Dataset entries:
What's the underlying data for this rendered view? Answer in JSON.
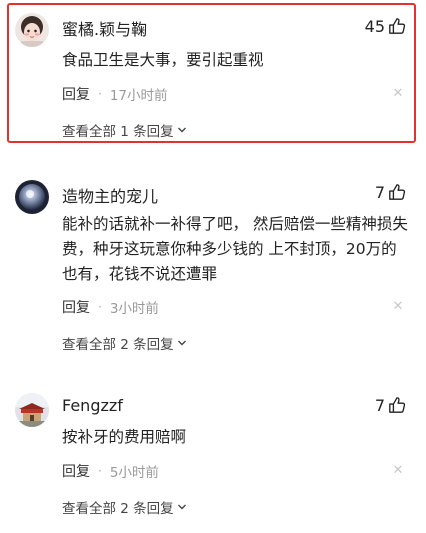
{
  "comments": [
    {
      "username": "蜜橘.颖与鞠",
      "likes": "45",
      "text": "食品卫生是大事，要引起重视",
      "reply_label": "回复",
      "time": "17小时前",
      "view_all": "查看全部 1 条回复"
    },
    {
      "username": "造物主的宠儿",
      "likes": "7",
      "text": "能补的话就补一补得了吧， 然后赔偿一些精神损失费，种牙这玩意你种多少钱的 上不封顶，20万的也有，花钱不说还遭罪",
      "reply_label": "回复",
      "time": "3小时前",
      "view_all": "查看全部 2 条回复"
    },
    {
      "username": "Fengzzf",
      "likes": "7",
      "text": "按补牙的费用赔啊",
      "reply_label": "回复",
      "time": "5小时前",
      "view_all": "查看全部 2 条回复"
    }
  ],
  "colors": {
    "highlight": "#e53030",
    "muted": "#999999"
  },
  "icons": {
    "like": "thumbs-up-icon",
    "close": "close-icon",
    "expand": "chevron-down-icon"
  }
}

> **Stated goal**:
Repeat the entries exactly. Pictures are excluded from the copy.

> **Correct answer**:
What's the underlying data for this rendered view? Answer in JSON.
{
  "comments": [
    {
      "username": "蜜橘.颖与鞠",
      "likes": "45",
      "text": "食品卫生是大事，要引起重视",
      "reply_label": "回复",
      "time": "17小时前",
      "view_all": "查看全部 1 条回复"
    },
    {
      "username": "造物主的宠儿",
      "likes": "7",
      "text": "能补的话就补一补得了吧， 然后赔偿一些精神损失费，种牙这玩意你种多少钱的 上不封顶，20万的也有，花钱不说还遭罪",
      "reply_label": "回复",
      "time": "3小时前",
      "view_all": "查看全部 2 条回复"
    },
    {
      "username": "Fengzzf",
      "likes": "7",
      "text": "按补牙的费用赔啊",
      "reply_label": "回复",
      "time": "5小时前",
      "view_all": "查看全部 2 条回复"
    }
  ],
  "colors": {
    "highlight": "#e53030",
    "muted": "#999999"
  },
  "icons": {
    "like": "thumbs-up-icon",
    "close": "close-icon",
    "expand": "chevron-down-icon"
  }
}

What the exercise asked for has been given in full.